**What you are asked to do**: Every line that holds the string "Date" is to be identified and copied.

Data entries

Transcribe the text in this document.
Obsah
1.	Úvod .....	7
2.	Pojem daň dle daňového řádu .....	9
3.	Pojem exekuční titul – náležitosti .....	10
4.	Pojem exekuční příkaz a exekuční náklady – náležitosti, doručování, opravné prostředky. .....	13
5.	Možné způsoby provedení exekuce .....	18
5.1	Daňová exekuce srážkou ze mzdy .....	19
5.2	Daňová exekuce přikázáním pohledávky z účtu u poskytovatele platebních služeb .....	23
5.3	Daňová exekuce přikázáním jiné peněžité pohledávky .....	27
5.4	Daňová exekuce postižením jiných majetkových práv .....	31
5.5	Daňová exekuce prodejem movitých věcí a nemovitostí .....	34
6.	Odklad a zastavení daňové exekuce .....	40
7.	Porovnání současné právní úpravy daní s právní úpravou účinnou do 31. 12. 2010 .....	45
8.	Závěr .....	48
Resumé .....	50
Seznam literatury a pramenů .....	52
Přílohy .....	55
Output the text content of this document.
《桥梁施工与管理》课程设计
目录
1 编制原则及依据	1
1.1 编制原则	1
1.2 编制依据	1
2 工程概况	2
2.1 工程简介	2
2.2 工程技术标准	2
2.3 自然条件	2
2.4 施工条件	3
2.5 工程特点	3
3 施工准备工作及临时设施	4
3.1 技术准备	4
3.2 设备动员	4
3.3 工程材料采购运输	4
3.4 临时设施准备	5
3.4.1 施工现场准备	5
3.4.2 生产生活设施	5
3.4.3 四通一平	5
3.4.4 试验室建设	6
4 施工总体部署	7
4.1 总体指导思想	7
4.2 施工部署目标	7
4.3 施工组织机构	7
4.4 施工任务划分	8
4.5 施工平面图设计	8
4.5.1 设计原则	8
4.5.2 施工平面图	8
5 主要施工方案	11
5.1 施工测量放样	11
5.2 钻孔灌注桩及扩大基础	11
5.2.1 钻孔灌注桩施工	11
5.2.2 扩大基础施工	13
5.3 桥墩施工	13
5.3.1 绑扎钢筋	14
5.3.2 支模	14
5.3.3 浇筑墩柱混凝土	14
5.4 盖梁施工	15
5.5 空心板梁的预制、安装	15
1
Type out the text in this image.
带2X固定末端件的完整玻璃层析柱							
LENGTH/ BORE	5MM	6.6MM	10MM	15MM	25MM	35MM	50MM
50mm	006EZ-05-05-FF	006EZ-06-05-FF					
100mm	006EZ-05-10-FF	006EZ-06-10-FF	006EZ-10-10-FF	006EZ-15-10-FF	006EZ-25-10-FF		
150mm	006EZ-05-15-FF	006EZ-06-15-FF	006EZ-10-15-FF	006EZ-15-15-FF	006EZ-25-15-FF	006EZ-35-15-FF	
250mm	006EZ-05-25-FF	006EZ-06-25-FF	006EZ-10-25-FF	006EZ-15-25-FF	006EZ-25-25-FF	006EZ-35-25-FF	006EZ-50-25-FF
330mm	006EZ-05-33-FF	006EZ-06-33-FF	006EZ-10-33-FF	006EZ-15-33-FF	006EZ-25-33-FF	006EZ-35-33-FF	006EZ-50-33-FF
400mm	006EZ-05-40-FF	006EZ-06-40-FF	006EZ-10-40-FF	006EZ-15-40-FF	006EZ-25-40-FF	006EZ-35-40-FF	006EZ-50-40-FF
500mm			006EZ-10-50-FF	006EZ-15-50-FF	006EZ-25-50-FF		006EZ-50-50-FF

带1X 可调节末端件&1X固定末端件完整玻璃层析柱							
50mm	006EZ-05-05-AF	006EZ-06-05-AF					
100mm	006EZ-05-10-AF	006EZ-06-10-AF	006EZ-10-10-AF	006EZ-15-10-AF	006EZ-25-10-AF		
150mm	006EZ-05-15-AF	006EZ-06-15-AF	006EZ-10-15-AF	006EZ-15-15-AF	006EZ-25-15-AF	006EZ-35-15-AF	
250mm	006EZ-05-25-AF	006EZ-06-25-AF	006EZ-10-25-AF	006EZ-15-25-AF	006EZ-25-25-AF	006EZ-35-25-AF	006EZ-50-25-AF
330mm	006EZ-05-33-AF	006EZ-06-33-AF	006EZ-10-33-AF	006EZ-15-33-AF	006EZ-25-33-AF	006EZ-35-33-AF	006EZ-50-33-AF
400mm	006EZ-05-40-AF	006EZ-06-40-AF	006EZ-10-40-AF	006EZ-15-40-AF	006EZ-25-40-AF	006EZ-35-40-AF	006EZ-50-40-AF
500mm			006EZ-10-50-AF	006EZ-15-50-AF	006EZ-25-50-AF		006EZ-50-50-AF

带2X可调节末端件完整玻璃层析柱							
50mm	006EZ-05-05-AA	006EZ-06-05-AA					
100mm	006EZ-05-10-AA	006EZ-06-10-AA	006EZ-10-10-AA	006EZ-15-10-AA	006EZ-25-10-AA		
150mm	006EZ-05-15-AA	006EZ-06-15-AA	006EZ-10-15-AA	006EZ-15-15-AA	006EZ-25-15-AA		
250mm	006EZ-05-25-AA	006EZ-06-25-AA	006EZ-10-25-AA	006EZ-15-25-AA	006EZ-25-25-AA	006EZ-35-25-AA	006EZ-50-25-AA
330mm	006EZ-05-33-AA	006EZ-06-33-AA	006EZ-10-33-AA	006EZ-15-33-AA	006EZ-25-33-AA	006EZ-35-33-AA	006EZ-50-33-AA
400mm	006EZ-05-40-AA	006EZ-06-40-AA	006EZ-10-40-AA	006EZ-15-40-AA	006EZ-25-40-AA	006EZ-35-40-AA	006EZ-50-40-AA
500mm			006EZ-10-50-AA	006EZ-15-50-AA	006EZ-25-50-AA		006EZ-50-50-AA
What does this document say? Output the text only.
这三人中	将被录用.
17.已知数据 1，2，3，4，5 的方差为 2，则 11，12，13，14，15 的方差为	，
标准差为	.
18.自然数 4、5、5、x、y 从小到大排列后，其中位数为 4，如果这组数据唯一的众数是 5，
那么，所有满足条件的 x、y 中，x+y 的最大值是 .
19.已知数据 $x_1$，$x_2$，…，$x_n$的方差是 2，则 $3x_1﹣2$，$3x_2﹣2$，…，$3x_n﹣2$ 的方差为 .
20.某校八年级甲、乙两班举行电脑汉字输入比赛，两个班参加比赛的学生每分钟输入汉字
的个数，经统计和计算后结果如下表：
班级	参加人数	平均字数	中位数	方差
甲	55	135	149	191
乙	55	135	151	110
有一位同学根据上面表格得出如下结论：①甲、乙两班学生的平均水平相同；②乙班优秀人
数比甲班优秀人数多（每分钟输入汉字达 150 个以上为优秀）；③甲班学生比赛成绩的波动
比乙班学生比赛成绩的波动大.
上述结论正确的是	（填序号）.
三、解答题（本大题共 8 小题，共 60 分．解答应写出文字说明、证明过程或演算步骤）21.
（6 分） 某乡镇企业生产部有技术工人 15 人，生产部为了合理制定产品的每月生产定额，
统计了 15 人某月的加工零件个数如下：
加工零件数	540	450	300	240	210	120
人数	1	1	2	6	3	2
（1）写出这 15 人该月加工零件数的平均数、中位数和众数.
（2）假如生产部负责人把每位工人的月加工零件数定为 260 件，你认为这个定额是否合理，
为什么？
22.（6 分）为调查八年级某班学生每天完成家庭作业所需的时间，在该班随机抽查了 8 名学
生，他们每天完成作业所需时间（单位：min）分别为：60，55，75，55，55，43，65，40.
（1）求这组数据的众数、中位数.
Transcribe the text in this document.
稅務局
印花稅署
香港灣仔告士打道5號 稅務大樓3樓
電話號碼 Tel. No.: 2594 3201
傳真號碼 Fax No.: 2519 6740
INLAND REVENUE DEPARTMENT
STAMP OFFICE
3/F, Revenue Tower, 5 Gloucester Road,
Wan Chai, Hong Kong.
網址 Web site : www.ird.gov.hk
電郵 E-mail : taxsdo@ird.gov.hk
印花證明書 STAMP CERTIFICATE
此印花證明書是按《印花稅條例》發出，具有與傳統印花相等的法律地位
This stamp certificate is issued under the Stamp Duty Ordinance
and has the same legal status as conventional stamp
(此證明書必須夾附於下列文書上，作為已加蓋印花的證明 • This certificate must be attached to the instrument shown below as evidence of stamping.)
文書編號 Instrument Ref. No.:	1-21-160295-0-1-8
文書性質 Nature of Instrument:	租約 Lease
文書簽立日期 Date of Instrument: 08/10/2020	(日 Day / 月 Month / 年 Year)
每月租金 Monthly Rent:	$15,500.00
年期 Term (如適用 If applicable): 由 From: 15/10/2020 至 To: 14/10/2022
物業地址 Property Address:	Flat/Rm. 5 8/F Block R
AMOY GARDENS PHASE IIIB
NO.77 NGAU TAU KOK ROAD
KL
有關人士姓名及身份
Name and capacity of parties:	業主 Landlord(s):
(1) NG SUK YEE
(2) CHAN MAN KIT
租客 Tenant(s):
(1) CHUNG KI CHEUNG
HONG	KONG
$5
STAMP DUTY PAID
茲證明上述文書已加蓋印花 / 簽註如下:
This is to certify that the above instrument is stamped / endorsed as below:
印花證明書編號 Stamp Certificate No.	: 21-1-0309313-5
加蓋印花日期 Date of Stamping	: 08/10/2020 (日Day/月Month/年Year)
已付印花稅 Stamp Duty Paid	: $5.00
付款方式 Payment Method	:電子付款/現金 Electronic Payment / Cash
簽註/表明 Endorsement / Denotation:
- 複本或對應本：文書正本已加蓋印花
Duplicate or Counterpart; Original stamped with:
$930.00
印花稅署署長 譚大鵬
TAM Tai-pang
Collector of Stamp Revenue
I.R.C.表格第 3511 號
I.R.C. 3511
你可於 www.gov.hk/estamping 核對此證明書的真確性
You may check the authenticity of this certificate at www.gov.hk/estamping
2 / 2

**Completed exercise**:
文書簽立日期 Date of Instrument: 08/10/2020	(日 Day / 月 Month / 年 Year)
加蓋印花日期 Date of Stamping	: 08/10/2020 (日Day/月Month/年Year)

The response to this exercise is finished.